#### GIVEN EXERCISE:
Filter the lines below, copying only those with the string "JSON".

#### Extracts from a graphics dataset:
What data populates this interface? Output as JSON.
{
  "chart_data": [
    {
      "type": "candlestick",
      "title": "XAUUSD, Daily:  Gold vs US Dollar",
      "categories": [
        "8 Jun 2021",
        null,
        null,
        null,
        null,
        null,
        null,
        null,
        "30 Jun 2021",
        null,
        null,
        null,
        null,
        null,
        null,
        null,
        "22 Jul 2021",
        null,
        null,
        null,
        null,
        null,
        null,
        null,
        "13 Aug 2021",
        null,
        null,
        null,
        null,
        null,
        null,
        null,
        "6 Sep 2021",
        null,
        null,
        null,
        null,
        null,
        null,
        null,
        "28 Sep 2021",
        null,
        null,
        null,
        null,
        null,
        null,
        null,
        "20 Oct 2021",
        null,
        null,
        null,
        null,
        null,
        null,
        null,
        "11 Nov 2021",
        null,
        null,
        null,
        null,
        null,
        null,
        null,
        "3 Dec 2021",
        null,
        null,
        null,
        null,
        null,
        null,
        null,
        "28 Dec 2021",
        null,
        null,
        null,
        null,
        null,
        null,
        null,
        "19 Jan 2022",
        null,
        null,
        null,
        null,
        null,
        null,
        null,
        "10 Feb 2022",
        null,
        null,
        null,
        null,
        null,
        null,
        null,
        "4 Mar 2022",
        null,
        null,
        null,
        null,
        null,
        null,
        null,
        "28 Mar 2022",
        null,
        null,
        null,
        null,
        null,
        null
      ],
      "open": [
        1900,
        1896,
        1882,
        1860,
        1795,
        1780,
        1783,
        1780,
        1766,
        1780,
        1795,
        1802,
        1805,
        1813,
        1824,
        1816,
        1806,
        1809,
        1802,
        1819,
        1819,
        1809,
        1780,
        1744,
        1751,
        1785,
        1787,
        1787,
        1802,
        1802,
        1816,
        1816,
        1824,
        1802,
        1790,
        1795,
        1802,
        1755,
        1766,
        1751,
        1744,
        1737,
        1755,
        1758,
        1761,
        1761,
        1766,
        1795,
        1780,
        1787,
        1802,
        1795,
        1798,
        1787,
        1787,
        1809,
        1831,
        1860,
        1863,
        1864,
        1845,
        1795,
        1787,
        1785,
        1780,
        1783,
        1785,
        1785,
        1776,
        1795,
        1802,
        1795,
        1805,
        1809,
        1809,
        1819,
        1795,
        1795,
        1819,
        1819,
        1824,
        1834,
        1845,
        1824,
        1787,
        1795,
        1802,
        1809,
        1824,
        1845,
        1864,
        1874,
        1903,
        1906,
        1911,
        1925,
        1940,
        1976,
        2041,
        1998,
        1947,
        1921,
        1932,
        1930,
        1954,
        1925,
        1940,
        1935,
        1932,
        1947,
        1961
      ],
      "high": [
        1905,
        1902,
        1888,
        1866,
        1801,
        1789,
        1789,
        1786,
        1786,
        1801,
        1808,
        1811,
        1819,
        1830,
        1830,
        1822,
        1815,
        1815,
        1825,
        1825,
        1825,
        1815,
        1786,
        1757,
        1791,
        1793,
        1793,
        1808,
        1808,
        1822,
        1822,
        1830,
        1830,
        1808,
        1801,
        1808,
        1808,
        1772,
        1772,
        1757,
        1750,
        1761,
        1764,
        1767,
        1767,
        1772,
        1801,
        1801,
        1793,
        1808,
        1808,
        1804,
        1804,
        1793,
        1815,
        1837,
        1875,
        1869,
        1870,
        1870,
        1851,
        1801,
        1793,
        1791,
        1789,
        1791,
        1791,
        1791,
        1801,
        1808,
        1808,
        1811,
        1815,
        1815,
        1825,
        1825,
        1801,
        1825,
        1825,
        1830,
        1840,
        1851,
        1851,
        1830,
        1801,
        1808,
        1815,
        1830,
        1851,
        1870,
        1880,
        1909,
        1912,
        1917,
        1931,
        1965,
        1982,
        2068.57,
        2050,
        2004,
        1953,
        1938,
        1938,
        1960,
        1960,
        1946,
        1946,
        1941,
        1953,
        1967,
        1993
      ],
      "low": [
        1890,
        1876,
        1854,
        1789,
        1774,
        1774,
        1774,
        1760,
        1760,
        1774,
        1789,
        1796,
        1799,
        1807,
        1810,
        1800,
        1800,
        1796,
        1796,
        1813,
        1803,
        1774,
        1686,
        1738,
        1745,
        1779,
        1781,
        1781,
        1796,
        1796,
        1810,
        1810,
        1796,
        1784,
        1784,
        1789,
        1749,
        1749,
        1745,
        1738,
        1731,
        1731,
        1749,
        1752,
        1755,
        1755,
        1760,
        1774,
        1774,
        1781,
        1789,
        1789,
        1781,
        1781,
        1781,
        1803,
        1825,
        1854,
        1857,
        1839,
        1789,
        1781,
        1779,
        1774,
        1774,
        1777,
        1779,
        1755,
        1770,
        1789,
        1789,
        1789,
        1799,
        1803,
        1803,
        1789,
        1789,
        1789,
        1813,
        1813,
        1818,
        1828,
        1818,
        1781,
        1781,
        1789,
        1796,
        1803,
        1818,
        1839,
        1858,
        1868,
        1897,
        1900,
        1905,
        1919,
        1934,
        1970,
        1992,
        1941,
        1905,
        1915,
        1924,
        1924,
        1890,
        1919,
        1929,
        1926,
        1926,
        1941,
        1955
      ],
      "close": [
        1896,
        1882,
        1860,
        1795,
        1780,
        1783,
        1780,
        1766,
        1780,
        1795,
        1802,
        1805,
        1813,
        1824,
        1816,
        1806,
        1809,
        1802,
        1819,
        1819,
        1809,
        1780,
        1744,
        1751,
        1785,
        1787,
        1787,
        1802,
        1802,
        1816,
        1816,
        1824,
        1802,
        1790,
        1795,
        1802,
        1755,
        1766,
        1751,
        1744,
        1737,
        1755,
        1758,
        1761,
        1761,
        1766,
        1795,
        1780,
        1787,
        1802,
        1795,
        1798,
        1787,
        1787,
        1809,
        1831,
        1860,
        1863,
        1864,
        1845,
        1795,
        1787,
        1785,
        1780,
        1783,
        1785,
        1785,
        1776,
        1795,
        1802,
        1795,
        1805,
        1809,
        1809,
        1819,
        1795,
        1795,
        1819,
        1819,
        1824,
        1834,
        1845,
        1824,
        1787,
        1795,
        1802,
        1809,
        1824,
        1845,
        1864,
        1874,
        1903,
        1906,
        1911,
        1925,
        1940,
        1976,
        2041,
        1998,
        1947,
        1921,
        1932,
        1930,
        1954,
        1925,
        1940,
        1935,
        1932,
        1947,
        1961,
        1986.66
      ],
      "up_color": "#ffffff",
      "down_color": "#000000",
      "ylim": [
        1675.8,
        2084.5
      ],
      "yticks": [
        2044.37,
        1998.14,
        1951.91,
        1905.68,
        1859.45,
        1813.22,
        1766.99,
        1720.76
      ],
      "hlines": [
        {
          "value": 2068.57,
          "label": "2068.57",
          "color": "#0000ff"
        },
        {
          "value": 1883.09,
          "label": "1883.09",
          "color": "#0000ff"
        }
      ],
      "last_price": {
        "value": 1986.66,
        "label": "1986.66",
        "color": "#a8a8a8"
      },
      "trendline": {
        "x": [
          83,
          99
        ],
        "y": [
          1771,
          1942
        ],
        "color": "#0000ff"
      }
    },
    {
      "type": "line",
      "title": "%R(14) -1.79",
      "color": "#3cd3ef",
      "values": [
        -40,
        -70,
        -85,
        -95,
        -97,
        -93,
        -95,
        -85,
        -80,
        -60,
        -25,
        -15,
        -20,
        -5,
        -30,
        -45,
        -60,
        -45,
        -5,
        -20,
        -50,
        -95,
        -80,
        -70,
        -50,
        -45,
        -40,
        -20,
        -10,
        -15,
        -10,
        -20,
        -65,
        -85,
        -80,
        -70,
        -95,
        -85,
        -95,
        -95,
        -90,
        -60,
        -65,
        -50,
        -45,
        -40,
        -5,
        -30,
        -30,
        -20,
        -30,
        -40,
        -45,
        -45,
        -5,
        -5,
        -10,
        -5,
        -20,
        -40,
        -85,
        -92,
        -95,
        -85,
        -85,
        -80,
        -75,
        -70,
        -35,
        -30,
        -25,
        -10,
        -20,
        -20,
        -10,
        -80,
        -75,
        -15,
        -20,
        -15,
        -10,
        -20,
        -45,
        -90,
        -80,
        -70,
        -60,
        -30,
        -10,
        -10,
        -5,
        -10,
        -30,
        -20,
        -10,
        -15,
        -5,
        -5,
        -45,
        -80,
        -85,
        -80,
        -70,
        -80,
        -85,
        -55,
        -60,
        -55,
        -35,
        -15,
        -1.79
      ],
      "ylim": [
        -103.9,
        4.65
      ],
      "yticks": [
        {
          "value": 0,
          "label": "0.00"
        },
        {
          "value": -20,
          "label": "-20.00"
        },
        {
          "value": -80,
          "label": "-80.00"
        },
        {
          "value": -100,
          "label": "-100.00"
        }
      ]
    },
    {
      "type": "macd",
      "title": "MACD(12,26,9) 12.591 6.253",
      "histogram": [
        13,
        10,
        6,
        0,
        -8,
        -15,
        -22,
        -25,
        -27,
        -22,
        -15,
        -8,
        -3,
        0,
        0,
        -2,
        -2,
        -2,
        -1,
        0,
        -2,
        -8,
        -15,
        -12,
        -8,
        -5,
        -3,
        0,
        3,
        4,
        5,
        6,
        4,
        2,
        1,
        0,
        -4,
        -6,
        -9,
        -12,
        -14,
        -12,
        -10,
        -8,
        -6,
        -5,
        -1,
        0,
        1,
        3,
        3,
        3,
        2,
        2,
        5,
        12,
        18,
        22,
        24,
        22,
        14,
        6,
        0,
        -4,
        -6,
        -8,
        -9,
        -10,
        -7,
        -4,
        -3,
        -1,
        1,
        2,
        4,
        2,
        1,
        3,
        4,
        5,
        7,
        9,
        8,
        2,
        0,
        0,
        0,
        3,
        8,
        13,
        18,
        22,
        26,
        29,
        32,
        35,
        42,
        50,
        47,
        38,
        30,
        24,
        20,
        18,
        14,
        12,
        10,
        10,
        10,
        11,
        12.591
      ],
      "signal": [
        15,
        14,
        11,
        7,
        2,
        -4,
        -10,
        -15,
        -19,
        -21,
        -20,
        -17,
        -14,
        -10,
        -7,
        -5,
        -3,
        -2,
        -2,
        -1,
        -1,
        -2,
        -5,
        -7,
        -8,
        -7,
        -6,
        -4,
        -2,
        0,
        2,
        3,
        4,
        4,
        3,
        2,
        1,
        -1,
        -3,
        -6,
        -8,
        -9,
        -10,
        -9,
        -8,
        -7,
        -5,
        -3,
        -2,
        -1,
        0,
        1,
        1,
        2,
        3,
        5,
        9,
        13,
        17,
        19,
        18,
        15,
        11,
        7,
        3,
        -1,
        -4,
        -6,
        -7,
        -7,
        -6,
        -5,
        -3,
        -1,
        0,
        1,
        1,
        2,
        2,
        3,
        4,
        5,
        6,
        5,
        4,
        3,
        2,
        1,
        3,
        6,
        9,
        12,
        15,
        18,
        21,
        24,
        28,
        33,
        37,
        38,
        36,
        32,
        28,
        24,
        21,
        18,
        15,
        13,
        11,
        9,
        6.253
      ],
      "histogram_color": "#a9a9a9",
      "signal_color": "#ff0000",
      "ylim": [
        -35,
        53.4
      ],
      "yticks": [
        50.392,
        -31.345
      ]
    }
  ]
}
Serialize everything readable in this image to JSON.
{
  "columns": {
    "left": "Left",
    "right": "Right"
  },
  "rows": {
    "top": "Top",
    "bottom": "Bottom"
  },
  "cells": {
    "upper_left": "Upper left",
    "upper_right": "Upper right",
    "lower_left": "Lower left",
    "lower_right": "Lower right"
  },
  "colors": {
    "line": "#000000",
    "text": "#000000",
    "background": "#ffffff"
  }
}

#### REPLY:
What data populates this interface? Output as JSON.
Serialize everything readable in this image to JSON.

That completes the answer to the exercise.